Task to complete: Collect all lines from the records below that include the word "preset".

★ ★ ★ ★

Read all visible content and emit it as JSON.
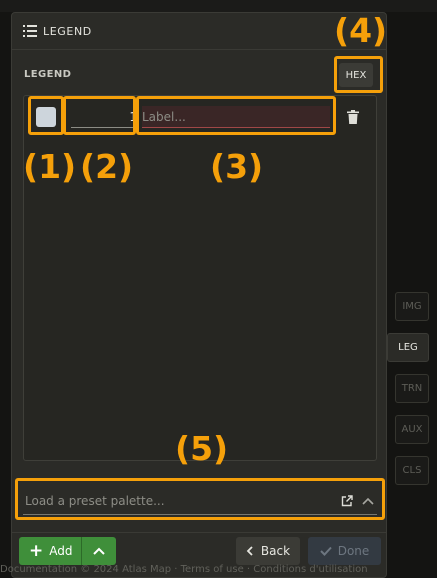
{
  "header": {
    "title": "LEGEND"
  },
  "section": {
    "label": "LEGEND",
    "hex_button": "HEX"
  },
  "legend_row": {
    "swatch_color": "#cdd5dc",
    "value": "1",
    "label_placeholder": "Label..."
  },
  "preset": {
    "placeholder": "Load a preset palette..."
  },
  "footer": {
    "add_label": "Add",
    "back_label": "Back",
    "done_label": "Done"
  },
  "side_tabs": [
    "IMG",
    "LEG",
    "TRN",
    "AUX",
    "CLS"
  ],
  "active_tab": "LEG",
  "bottom_text": "Documentation © 2024 Atlas Map · Terms of use · Conditions d'utilisation",
  "annotations": [
    "(1)",
    "(2)",
    "(3)",
    "(4)",
    "(5)"
  ],
  "colors": {
    "annotation": "#f5a00a",
    "add_button": "#3f8f3a",
    "panel": "#2b2b27"
  }
}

★ ★ ★ ★

Output of the task:
  "preset": {
    "placeholder": "Load a preset palette..."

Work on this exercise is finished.